- **Problem requirements**
Only the number is needed: how many lines contain the word "name"?

(Some records)
+++++

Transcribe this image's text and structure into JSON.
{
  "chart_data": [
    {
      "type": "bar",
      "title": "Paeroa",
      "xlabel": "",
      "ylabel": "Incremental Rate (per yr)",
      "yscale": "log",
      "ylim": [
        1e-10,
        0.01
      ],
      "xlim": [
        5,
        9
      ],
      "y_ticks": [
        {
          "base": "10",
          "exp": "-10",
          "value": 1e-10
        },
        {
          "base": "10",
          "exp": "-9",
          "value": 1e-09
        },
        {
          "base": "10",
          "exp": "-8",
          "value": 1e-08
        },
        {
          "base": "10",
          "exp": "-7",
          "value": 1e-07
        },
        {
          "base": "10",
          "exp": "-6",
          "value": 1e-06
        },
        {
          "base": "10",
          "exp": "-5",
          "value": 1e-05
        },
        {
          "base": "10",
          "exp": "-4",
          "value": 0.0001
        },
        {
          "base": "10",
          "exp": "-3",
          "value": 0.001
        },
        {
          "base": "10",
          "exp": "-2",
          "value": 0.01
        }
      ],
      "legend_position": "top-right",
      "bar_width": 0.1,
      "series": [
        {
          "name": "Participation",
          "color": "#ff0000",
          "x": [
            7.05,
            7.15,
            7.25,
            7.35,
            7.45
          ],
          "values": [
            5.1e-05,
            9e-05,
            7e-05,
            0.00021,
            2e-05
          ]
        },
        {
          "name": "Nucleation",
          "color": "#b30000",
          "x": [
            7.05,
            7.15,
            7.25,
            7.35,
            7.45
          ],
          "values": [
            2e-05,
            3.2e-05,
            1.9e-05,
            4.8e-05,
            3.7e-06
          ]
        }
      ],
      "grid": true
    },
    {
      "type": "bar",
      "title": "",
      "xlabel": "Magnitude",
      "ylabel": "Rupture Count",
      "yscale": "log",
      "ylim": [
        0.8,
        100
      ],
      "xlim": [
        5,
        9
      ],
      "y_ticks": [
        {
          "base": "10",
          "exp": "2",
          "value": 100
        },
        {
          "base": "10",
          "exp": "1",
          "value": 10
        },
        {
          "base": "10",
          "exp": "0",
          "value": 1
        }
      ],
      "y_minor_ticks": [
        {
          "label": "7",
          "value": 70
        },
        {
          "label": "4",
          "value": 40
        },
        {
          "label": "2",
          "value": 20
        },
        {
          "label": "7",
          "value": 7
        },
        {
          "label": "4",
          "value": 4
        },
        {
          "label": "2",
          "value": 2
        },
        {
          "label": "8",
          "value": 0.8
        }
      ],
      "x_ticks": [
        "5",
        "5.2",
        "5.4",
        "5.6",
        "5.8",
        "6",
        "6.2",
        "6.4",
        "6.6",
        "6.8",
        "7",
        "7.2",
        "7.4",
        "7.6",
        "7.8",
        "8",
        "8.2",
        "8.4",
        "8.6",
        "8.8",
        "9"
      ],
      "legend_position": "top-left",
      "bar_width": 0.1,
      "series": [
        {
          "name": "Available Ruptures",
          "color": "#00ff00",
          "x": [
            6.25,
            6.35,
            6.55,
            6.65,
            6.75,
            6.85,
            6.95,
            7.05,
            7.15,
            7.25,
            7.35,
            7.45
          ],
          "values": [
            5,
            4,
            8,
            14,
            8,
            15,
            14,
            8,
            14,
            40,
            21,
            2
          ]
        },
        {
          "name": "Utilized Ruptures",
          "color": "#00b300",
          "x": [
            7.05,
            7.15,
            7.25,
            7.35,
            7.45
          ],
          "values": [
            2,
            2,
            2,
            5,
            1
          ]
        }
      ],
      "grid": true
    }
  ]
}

+++++

- **Complete output**
4